* _Short problem_: Report each line of the data that includes the word "つくば市".

* _Data extract_:
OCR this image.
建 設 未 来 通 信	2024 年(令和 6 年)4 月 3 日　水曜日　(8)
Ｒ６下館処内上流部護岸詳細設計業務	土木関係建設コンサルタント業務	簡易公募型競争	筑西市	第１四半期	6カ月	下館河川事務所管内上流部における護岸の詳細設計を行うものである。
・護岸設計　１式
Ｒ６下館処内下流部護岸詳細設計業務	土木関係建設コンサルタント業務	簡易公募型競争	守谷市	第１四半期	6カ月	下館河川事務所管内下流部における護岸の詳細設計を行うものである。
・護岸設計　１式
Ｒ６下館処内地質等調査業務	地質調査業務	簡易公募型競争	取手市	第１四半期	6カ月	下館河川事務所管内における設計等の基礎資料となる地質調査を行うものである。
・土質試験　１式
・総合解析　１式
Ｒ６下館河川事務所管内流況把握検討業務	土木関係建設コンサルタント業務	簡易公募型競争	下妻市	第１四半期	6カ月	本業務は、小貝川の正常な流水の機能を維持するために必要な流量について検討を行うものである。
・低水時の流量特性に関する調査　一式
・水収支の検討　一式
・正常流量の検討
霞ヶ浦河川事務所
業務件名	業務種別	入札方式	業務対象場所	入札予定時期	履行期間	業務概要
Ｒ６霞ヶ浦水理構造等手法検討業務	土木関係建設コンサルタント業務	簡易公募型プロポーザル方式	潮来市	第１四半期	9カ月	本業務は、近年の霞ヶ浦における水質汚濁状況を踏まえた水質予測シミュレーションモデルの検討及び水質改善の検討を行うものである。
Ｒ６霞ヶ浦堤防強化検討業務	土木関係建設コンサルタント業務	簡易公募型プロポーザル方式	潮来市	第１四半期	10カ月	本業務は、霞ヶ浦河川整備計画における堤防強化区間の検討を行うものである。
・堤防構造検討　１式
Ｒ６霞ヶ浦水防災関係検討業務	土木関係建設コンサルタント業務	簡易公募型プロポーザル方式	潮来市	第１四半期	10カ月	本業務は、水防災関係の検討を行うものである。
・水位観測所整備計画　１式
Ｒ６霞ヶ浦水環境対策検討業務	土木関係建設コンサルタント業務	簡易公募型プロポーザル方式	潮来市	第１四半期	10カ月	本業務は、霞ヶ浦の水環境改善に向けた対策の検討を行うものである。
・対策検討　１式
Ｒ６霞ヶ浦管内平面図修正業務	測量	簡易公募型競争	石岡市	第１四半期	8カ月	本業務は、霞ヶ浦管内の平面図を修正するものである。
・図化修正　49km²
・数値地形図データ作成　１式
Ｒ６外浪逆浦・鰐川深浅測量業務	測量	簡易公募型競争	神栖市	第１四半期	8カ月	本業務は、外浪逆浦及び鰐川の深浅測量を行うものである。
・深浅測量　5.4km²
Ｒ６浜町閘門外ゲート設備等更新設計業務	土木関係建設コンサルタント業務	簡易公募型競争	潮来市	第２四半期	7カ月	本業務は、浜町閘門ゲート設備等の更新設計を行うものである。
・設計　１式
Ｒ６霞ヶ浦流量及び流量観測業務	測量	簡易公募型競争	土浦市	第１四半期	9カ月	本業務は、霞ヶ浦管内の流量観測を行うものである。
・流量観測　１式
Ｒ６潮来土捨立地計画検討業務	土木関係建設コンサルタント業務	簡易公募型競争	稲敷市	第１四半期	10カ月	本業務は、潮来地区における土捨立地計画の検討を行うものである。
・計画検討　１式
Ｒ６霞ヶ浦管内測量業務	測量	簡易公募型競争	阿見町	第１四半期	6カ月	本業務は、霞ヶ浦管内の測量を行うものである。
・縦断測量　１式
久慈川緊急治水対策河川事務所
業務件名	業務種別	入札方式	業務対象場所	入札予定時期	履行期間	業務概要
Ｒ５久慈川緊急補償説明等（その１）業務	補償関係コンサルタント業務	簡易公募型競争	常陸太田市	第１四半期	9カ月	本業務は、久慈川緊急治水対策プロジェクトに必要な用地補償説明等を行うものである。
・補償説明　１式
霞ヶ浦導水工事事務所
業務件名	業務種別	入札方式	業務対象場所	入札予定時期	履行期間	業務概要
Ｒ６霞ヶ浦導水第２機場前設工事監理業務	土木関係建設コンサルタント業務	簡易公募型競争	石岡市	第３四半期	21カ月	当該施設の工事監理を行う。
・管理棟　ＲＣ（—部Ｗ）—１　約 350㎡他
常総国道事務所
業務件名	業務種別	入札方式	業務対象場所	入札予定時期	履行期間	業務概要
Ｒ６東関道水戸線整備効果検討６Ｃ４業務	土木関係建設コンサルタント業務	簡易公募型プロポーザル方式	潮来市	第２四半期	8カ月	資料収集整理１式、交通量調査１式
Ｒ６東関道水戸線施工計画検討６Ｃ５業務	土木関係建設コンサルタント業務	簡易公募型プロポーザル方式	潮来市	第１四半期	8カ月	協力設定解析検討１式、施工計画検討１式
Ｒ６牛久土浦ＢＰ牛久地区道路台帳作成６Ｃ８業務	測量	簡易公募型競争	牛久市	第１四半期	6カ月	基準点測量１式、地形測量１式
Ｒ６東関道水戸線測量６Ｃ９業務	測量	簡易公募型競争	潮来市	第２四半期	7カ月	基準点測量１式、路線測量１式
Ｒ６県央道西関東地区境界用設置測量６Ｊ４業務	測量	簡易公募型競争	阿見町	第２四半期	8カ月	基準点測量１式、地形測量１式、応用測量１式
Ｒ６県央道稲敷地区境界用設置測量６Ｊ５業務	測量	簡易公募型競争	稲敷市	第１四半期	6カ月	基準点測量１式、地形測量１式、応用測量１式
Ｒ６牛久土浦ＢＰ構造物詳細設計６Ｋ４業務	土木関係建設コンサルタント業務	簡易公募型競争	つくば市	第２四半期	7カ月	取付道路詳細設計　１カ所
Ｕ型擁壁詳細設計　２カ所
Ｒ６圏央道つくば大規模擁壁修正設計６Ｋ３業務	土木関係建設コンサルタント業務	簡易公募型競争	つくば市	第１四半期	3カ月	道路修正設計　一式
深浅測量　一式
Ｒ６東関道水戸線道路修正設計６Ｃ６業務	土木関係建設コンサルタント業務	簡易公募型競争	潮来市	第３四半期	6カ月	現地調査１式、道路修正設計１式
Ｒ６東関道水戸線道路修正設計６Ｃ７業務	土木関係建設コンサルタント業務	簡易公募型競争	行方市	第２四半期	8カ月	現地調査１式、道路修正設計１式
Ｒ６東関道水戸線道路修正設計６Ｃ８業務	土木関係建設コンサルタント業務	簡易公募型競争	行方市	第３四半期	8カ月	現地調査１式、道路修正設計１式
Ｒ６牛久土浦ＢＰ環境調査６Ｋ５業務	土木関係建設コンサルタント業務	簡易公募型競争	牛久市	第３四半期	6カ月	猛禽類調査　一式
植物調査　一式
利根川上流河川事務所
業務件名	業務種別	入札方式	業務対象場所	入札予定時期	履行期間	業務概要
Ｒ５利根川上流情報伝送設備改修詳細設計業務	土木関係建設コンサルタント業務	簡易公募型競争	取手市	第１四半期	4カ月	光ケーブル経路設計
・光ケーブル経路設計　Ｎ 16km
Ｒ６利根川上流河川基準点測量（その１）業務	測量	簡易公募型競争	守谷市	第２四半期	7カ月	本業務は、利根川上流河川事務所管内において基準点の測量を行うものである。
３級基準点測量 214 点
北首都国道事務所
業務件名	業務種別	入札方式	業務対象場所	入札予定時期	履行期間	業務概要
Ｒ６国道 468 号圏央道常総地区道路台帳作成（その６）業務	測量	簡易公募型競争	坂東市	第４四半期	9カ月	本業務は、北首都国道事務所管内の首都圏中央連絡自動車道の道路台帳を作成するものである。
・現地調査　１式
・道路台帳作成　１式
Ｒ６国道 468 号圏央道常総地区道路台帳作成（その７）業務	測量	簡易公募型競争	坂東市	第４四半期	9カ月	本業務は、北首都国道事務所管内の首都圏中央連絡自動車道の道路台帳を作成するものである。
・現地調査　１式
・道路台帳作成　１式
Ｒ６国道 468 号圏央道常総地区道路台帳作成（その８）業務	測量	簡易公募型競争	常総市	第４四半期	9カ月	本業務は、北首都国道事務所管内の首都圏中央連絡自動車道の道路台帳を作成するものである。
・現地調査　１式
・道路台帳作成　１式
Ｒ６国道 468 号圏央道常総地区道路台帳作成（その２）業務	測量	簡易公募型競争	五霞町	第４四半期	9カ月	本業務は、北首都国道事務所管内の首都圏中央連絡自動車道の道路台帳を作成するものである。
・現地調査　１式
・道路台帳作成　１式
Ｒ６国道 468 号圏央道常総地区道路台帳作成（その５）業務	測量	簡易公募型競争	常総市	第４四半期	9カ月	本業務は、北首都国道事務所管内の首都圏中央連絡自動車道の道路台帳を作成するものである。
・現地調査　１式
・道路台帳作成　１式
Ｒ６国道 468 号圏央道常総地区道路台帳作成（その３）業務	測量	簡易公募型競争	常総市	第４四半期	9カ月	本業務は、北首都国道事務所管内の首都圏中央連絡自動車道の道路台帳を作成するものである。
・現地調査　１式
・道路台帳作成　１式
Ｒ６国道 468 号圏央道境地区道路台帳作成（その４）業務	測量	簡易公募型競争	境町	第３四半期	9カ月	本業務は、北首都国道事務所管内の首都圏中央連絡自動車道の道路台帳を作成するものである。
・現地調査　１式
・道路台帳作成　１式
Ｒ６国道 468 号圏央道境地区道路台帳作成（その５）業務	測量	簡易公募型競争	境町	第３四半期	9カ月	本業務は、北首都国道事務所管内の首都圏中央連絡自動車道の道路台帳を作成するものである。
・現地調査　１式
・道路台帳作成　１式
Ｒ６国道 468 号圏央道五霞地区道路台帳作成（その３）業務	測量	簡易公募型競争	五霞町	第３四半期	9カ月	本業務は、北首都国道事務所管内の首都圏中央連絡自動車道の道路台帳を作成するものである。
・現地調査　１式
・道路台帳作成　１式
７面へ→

* _Result of this exercise_:
Ｒ６牛久土浦ＢＰ構造物詳細設計６Ｋ４業務	土木関係建設コンサルタント業務	簡易公募型競争	つくば市	第２四半期	7カ月	取付道路詳細設計　１カ所
Ｒ６圏央道つくば大規模擁壁修正設計６Ｋ３業務	土木関係建設コンサルタント業務	簡易公募型競争	つくば市	第１四半期	3カ月	道路修正設計　一式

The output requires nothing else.